### TASK DETAILS:
Find each line with the word "placeholder" and say how many there are, nothing else.

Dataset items
[start]
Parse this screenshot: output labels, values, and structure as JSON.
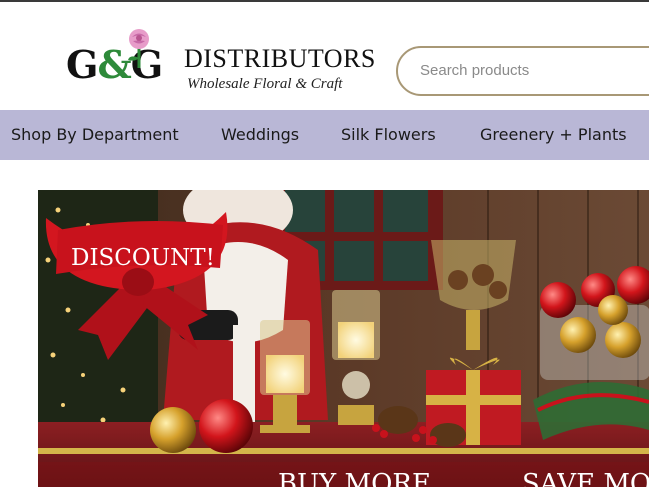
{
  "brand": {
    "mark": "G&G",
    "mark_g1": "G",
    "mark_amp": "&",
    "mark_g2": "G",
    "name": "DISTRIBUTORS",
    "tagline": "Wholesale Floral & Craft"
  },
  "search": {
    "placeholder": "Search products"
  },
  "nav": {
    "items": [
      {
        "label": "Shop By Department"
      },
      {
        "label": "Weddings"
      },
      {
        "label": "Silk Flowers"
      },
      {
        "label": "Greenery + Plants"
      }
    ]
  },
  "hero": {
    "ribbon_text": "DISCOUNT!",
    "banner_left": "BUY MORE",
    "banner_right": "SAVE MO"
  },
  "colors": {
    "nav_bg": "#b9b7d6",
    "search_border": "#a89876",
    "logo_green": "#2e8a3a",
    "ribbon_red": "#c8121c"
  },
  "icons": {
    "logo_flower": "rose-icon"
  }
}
[end]
[start]
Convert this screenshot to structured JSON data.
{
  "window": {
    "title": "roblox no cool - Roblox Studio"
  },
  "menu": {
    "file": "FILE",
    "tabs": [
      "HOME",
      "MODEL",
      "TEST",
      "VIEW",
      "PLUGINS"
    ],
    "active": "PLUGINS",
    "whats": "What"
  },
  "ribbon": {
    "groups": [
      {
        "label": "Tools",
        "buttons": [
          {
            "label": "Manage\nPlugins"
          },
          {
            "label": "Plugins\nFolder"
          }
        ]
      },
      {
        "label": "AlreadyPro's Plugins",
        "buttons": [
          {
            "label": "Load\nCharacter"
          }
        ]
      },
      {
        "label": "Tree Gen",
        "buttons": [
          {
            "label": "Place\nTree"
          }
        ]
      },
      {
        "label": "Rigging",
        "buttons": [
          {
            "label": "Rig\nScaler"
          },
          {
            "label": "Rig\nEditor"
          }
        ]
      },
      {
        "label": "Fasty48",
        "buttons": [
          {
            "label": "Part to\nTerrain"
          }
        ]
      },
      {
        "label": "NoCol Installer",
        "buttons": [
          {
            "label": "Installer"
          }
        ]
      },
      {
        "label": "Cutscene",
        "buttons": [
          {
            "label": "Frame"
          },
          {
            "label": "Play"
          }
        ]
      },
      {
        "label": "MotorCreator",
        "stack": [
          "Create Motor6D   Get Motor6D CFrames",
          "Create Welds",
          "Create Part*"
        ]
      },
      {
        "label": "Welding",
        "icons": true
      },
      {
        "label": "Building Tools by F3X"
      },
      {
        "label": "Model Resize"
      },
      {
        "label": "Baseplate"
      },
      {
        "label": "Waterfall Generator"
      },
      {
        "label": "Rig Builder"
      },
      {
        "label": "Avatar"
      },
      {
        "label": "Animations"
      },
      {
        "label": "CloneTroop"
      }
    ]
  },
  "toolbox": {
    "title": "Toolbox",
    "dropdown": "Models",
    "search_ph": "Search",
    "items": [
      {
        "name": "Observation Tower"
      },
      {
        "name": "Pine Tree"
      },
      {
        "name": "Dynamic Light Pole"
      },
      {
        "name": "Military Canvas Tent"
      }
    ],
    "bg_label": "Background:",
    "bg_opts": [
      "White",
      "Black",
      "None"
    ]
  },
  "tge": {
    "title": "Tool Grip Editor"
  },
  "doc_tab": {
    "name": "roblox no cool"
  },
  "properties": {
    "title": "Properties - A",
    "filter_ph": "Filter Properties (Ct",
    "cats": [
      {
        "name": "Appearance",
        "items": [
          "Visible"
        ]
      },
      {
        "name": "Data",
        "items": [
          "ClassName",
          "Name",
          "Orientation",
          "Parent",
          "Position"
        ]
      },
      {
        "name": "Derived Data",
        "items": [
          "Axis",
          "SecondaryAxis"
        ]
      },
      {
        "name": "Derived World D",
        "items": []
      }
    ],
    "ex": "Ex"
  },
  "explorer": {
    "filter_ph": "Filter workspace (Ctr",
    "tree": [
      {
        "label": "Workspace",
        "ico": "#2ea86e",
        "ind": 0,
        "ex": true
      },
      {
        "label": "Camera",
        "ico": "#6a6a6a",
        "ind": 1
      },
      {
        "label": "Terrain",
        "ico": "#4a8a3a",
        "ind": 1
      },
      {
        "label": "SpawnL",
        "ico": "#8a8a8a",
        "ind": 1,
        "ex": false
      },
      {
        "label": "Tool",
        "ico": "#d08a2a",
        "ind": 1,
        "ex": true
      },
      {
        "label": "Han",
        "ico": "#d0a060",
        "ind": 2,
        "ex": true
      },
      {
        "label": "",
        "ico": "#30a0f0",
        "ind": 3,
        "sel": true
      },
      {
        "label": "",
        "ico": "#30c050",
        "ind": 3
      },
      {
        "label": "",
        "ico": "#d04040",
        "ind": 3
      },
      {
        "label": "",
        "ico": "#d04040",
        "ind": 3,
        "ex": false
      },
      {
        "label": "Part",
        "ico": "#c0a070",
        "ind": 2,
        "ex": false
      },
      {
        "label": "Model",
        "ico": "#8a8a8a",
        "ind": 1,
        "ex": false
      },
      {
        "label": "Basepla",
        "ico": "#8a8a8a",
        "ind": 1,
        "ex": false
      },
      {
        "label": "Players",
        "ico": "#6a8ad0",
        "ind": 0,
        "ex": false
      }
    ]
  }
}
[end]
[start]
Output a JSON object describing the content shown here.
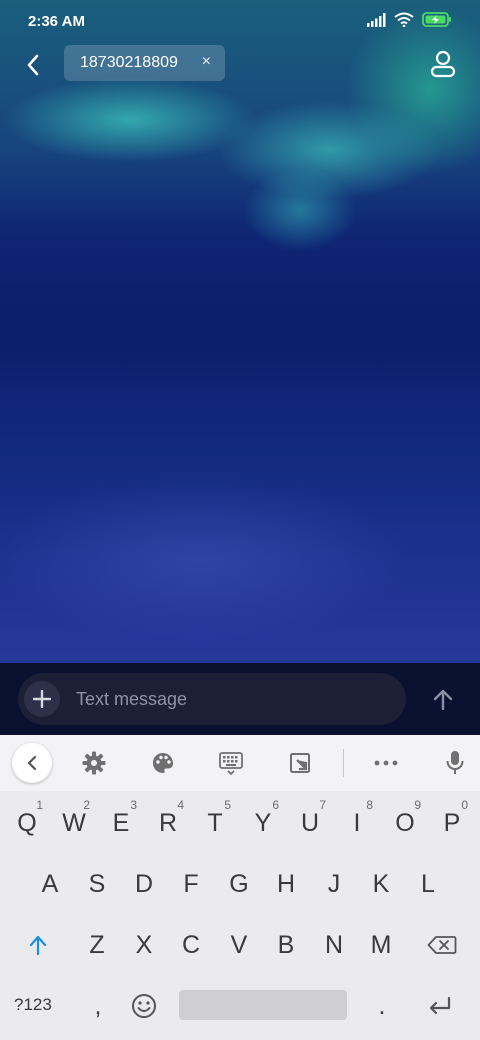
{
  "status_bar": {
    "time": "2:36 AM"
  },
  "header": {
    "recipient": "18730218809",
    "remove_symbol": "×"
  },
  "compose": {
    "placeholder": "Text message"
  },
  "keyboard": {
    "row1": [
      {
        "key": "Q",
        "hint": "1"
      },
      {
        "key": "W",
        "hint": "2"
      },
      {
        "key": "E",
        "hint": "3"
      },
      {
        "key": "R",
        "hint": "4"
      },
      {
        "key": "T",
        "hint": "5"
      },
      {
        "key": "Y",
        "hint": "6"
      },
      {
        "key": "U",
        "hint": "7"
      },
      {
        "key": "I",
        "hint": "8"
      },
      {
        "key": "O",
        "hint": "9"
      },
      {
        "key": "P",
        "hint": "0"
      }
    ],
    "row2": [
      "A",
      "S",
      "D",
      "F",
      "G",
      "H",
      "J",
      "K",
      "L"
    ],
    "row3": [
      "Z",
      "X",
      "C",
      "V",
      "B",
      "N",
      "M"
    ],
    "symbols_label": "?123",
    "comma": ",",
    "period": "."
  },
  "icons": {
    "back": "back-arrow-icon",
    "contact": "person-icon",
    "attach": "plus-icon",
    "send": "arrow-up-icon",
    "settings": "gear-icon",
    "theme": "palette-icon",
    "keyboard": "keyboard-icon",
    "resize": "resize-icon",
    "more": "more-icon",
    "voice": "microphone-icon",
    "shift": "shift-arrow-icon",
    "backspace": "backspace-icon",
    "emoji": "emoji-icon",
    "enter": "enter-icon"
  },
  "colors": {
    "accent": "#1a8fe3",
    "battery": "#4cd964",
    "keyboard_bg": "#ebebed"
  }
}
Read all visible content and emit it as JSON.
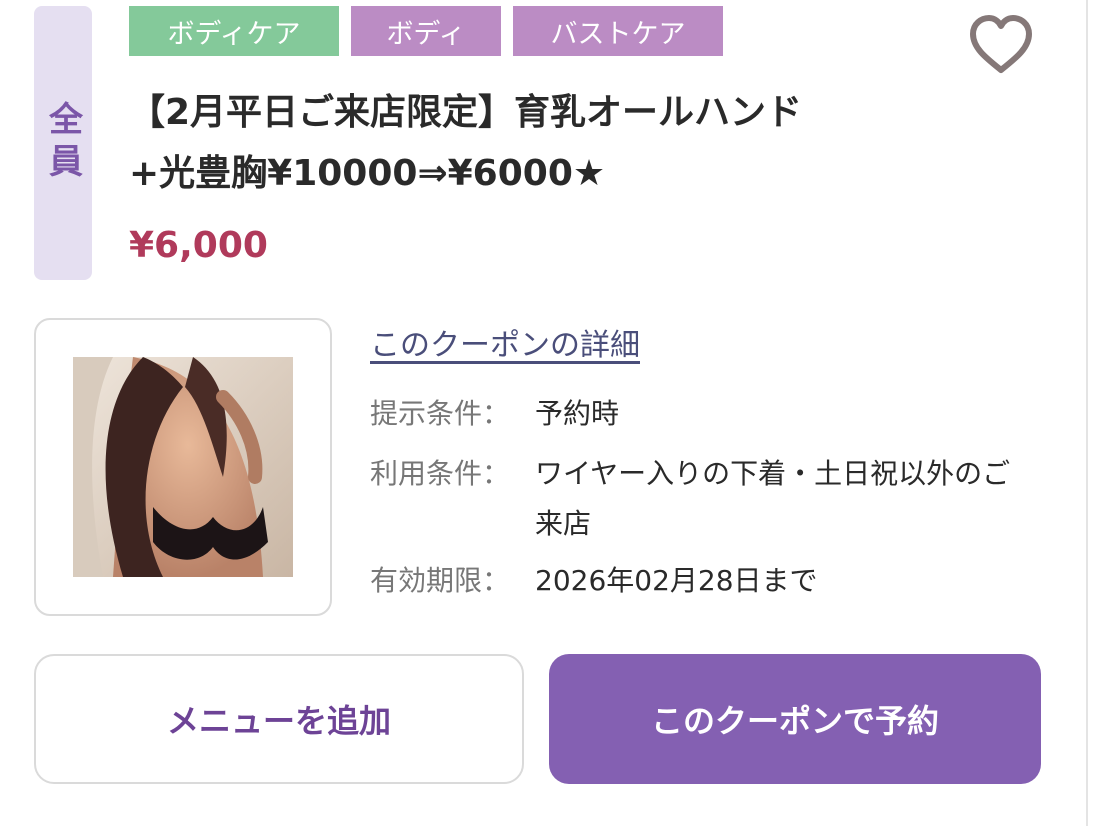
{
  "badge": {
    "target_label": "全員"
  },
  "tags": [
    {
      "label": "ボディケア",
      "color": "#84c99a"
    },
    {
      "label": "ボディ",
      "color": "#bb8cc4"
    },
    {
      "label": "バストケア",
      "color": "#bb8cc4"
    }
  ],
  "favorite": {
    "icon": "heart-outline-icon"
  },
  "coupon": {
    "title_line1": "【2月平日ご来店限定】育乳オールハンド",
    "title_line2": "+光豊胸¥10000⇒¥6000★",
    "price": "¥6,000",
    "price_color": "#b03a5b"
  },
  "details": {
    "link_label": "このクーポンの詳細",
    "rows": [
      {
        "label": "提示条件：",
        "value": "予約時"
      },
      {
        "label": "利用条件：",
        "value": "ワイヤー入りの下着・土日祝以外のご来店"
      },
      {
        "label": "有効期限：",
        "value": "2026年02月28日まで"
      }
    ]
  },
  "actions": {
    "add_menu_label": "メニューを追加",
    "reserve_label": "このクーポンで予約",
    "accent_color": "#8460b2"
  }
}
[end]
### WRITTEN RESPONSE:
2